EXERCISE TASK
From the listing below, pull out the lines that hold "communication".

__________________________________________________

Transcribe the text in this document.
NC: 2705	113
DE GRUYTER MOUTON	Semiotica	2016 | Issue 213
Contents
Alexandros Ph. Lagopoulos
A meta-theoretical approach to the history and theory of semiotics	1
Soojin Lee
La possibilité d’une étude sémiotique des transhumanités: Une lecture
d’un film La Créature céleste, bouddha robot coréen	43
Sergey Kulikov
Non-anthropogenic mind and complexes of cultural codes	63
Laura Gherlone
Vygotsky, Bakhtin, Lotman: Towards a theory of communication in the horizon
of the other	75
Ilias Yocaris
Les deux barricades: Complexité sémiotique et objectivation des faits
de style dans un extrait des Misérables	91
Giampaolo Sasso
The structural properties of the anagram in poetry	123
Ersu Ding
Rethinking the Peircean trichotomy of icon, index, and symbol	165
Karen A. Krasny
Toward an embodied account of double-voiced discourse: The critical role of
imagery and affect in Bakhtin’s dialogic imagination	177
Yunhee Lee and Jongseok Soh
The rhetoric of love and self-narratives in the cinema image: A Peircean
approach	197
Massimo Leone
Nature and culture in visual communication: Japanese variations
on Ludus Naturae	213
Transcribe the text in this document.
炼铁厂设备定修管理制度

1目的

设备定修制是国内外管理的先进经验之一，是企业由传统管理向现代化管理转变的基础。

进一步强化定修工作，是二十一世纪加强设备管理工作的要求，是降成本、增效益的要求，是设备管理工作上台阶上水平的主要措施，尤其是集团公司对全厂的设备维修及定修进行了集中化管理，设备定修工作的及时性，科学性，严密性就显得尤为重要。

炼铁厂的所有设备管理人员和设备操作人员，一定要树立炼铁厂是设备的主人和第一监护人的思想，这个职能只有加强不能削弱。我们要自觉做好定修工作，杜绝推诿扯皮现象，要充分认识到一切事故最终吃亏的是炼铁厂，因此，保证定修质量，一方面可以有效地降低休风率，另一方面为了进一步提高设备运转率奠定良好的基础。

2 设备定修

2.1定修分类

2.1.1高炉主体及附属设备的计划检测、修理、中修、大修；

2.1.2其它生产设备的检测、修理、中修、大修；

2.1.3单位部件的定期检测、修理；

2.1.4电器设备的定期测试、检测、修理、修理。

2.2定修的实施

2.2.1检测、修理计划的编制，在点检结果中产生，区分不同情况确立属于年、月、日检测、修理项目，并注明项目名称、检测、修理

__________________________________________________

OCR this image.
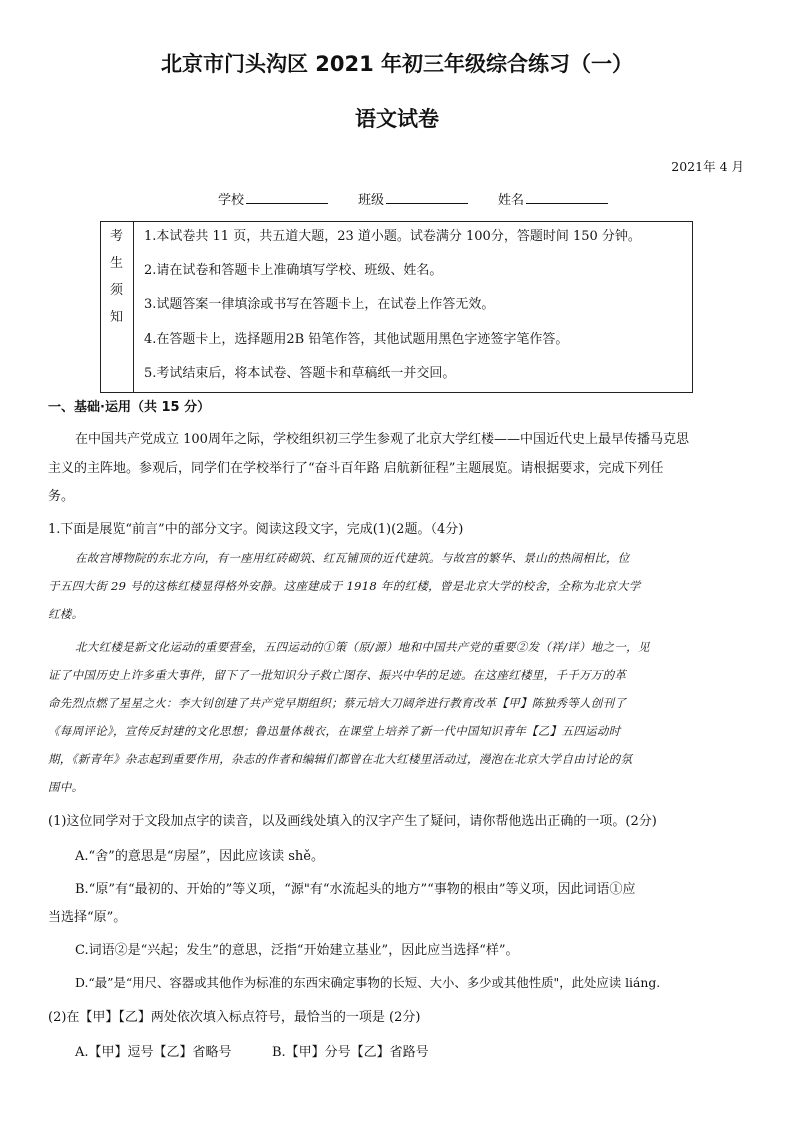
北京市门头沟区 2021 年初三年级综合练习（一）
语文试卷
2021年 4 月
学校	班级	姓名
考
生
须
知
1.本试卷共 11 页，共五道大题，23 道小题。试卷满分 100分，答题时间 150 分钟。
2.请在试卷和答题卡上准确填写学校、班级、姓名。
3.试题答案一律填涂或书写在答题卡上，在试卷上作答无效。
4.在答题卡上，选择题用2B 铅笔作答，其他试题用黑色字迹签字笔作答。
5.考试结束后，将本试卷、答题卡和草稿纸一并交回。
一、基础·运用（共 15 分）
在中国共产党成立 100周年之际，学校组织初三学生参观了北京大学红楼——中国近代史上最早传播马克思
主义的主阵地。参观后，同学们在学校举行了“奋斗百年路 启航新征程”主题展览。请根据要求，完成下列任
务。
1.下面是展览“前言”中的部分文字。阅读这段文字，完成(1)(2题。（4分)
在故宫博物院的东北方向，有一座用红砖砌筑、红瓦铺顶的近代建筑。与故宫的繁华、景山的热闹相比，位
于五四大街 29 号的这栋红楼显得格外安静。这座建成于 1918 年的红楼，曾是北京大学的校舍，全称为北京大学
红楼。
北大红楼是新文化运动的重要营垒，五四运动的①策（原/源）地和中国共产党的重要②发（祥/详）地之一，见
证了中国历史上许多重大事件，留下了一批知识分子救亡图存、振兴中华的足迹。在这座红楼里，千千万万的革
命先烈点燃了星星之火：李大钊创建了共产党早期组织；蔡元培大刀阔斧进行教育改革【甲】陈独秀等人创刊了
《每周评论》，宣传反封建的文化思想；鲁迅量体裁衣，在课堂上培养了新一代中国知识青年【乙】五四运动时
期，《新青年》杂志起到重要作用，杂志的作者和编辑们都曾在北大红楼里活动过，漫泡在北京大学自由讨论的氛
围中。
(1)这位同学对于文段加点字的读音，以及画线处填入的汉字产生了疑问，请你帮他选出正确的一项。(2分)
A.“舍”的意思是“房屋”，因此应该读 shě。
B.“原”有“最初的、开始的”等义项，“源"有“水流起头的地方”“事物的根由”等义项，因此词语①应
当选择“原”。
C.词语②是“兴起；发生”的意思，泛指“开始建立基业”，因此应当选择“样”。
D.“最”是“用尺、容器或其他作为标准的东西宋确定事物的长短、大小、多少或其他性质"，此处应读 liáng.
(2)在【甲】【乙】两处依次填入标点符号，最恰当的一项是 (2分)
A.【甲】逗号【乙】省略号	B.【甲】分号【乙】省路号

__________________________________________________

COMPLETED TASK
Vygotsky, Bakhtin, Lotman: Towards a theory of communication in the horizon
Nature and culture in visual communication: Japanese variations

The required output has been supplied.